• **INSTRUCTIONS FOR THE TASK**
Word for word, transcribe the lines below and drop the pictures.

• **ENTRIES**
▬▬▬▬▬▬▬▬▬▬
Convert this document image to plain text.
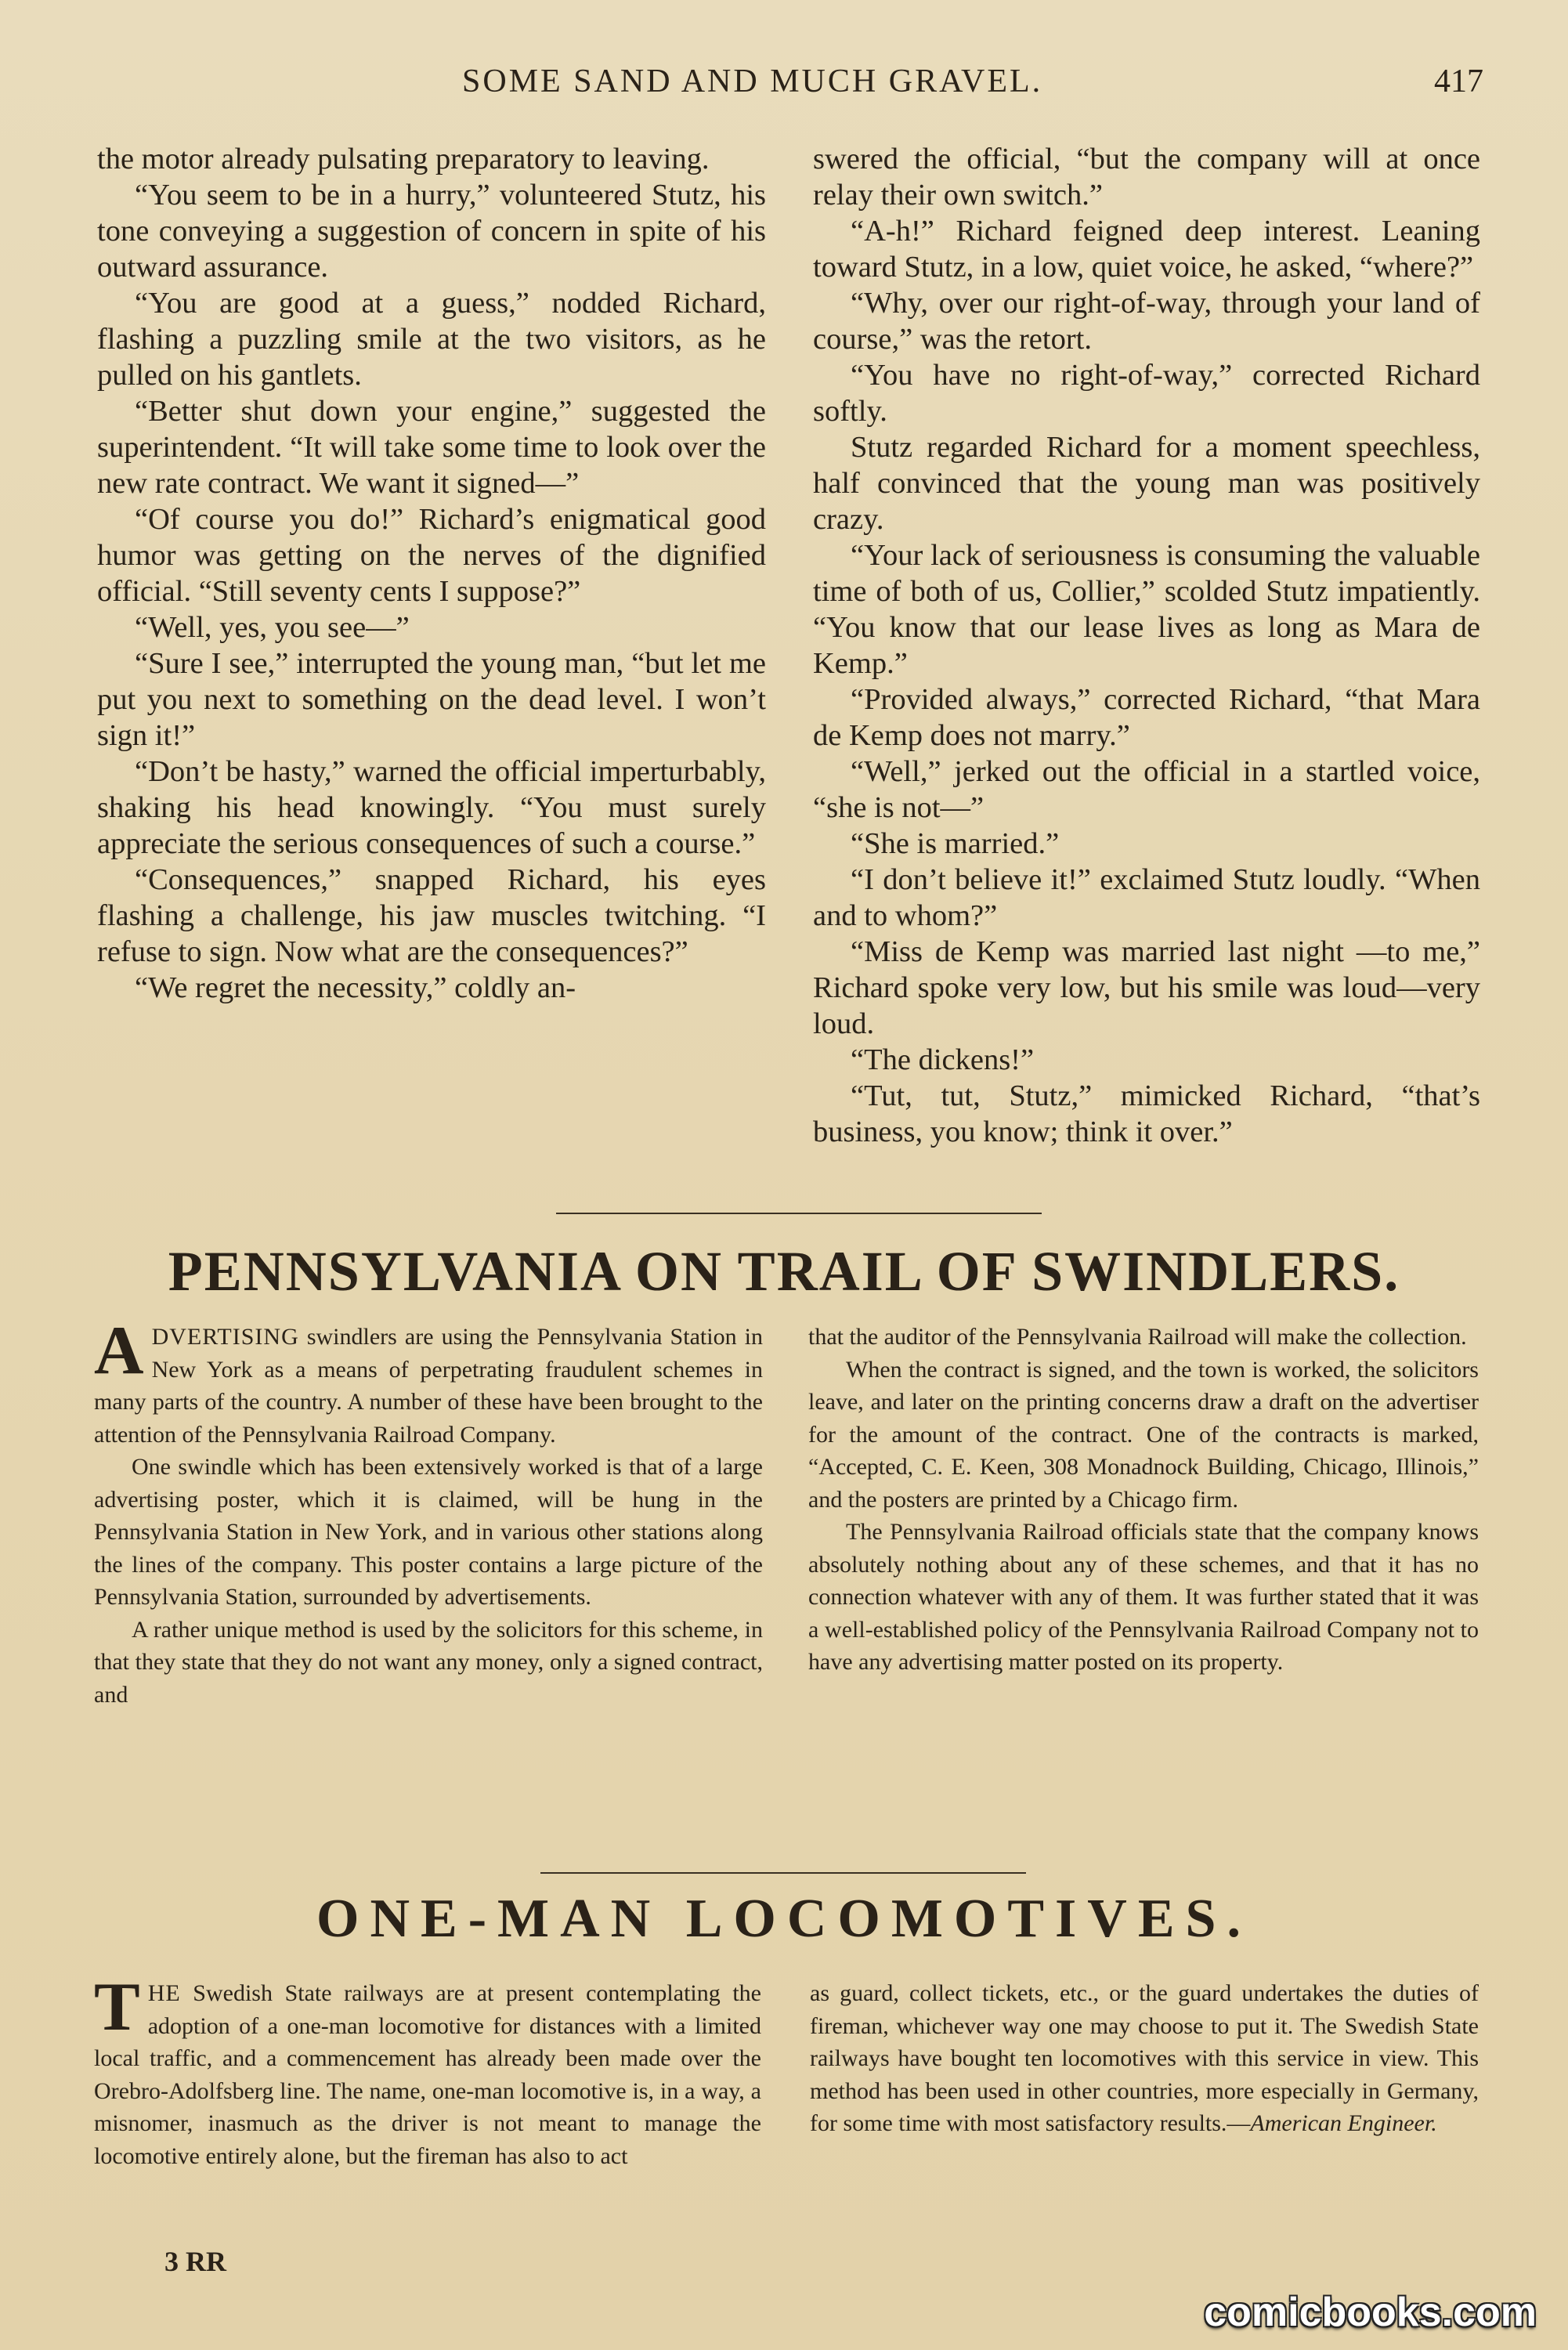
SOME SAND AND MUCH GRAVEL.	417

the motor already pulsating preparatory to leaving.

“You seem to be in a hurry,” volunteered Stutz, his tone conveying a suggestion of concern in spite of his outward assurance.

“You are good at a guess,” nodded Richard, flashing a puzzling smile at the two visitors, as he pulled on his gantlets.

“Better shut down your engine,” suggested the superintendent. “It will take some time to look over the new rate contract. We want it signed—”

“Of course you do!” Richard’s enigmatical good humor was getting on the nerves of the dignified official. “Still seventy cents I suppose?”

“Well, yes, you see—”

“Sure I see,” interrupted the young man, “but let me put you next to something on the dead level. I won’t sign it!”

“Don’t be hasty,” warned the official imperturbably, shaking his head knowingly. “You must surely appreciate the serious consequences of such a course.”

“Consequences,” snapped Richard, his eyes flashing a challenge, his jaw muscles twitching. “I refuse to sign. Now what are the consequences?”

“We regret the necessity,” coldly an-

swered the official, “but the company will at once relay their own switch.”

“A-h!” Richard feigned deep interest. Leaning toward Stutz, in a low, quiet voice, he asked, “where?”

“Why, over our right-of-way, through your land of course,” was the retort.

“You have no right-of-way,” corrected Richard softly.

Stutz regarded Richard for a moment speechless, half convinced that the young man was positively crazy.

“Your lack of seriousness is consuming the valuable time of both of us, Collier,” scolded Stutz impatiently. “You know that our lease lives as long as Mara de Kemp.”

“Provided always,” corrected Richard, “that Mara de Kemp does not marry.”

“Well,” jerked out the official in a startled voice, “she is not—”

“She is married.”

“I don’t believe it!” exclaimed Stutz loudly. “When and to whom?”

“Miss de Kemp was married last night —to me,” Richard spoke very low, but his smile was loud—very loud.

“The dickens!”

“Tut, tut, Stutz,” mimicked Richard, “that’s business, you know; think it over.”

PENNSYLVANIA ON TRAIL OF SWINDLERS.

ADVERTISING swindlers are using the Pennsylvania Station in New York as a means of perpetrating fraudulent schemes in many parts of the country. A number of these have been brought to the attention of the Pennsylvania Railroad Company.

One swindle which has been extensively worked is that of a large advertising poster, which it is claimed, will be hung in the Pennsylvania Station in New York, and in various other stations along the lines of the company. This poster contains a large picture of the Pennsylvania Station, surrounded by advertisements.

A rather unique method is used by the solicitors for this scheme, in that they state that they do not want any money, only a signed contract, and

that the auditor of the Pennsylvania Railroad will make the collection.

When the contract is signed, and the town is worked, the solicitors leave, and later on the printing concerns draw a draft on the advertiser for the amount of the contract. One of the contracts is marked, “Accepted, C. E. Keen, 308 Monadnock Building, Chicago, Illinois,” and the posters are printed by a Chicago firm.

The Pennsylvania Railroad officials state that the company knows absolutely nothing about any of these schemes, and that it has no connection whatever with any of them. It was further stated that it was a well-established policy of the Pennsylvania Railroad Company not to have any advertising matter posted on its property.

ONE-MAN LOCOMOTIVES.

THE Swedish State railways are at present contemplating the adoption of a one-man locomotive for distances with a limited local traffic, and a commencement has already been made over the Orebro-Adolfsberg line. The name, one-man locomotive is, in a way, a misnomer, inasmuch as the driver is not meant to manage the locomotive entirely alone, but the fireman has also to act

as guard, collect tickets, etc., or the guard undertakes the duties of fireman, whichever way one may choose to put it. The Swedish State railways have bought ten locomotives with this service in view. This method has been used in other countries, more especially in Germany, for some time with most satisfactory results.—American Engineer.

3 RR
comicbooks.com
▬▬▬▬▬▬▬▬▬▬
• **RESPONSE TO THE TASK**
Convert this document image to plain text.
SOME SAND AND MUCH GRAVEL.	417

the motor already pulsating preparatory to leaving.

“You seem to be in a hurry,” volunteered Stutz, his tone conveying a suggestion of concern in spite of his outward assurance.

“You are good at a guess,” nodded Richard, flashing a puzzling smile at the two visitors, as he pulled on his gantlets.

“Better shut down your engine,” suggested the superintendent. “It will take some time to look over the new rate contract. We want it signed—”

“Of course you do!” Richard’s enigmatical good humor was getting on the nerves of the dignified official. “Still seventy cents I suppose?”

“Well, yes, you see—”

“Sure I see,” interrupted the young man, “but let me put you next to something on the dead level. I won’t sign it!”

“Don’t be hasty,” warned the official imperturbably, shaking his head knowingly. “You must surely appreciate the serious consequences of such a course.”

“Consequences,” snapped Richard, his eyes flashing a challenge, his jaw muscles twitching. “I refuse to sign. Now what are the consequences?”

“We regret the necessity,” coldly an-

swered the official, “but the company will at once relay their own switch.”

“A-h!” Richard feigned deep interest. Leaning toward Stutz, in a low, quiet voice, he asked, “where?”

“Why, over our right-of-way, through your land of course,” was the retort.

“You have no right-of-way,” corrected Richard softly.

Stutz regarded Richard for a moment speechless, half convinced that the young man was positively crazy.

“Your lack of seriousness is consuming the valuable time of both of us, Collier,” scolded Stutz impatiently. “You know that our lease lives as long as Mara de Kemp.”

“Provided always,” corrected Richard, “that Mara de Kemp does not marry.”

“Well,” jerked out the official in a startled voice, “she is not—”

“She is married.”

“I don’t believe it!” exclaimed Stutz loudly. “When and to whom?”

“Miss de Kemp was married last night —to me,” Richard spoke very low, but his smile was loud—very loud.

“The dickens!”

“Tut, tut, Stutz,” mimicked Richard, “that’s business, you know; think it over.”

PENNSYLVANIA ON TRAIL OF SWINDLERS.

ADVERTISING swindlers are using the Pennsylvania Station in New York as a means of perpetrating fraudulent schemes in many parts of the country. A number of these have been brought to the attention of the Pennsylvania Railroad Company.

One swindle which has been extensively worked is that of a large advertising poster, which it is claimed, will be hung in the Pennsylvania Station in New York, and in various other stations along the lines of the company. This poster contains a large picture of the Pennsylvania Station, surrounded by advertisements.

A rather unique method is used by the solicitors for this scheme, in that they state that they do not want any money, only a signed contract, and

that the auditor of the Pennsylvania Railroad will make the collection.

When the contract is signed, and the town is worked, the solicitors leave, and later on the printing concerns draw a draft on the advertiser for the amount of the contract. One of the contracts is marked, “Accepted, C. E. Keen, 308 Monadnock Building, Chicago, Illinois,” and the posters are printed by a Chicago firm.

The Pennsylvania Railroad officials state that the company knows absolutely nothing about any of these schemes, and that it has no connection whatever with any of them. It was further stated that it was a well-established policy of the Pennsylvania Railroad Company not to have any advertising matter posted on its property.

ONE-MAN LOCOMOTIVES.

THE Swedish State railways are at present contemplating the adoption of a one-man locomotive for distances with a limited local traffic, and a commencement has already been made over the Orebro-Adolfsberg line. The name, one-man locomotive is, in a way, a misnomer, inasmuch as the driver is not meant to manage the locomotive entirely alone, but the fireman has also to act

as guard, collect tickets, etc., or the guard undertakes the duties of fireman, whichever way one may choose to put it. The Swedish State railways have bought ten locomotives with this service in view. This method has been used in other countries, more especially in Germany, for some time with most satisfactory results.—American Engineer.

3 RR
comicbooks.com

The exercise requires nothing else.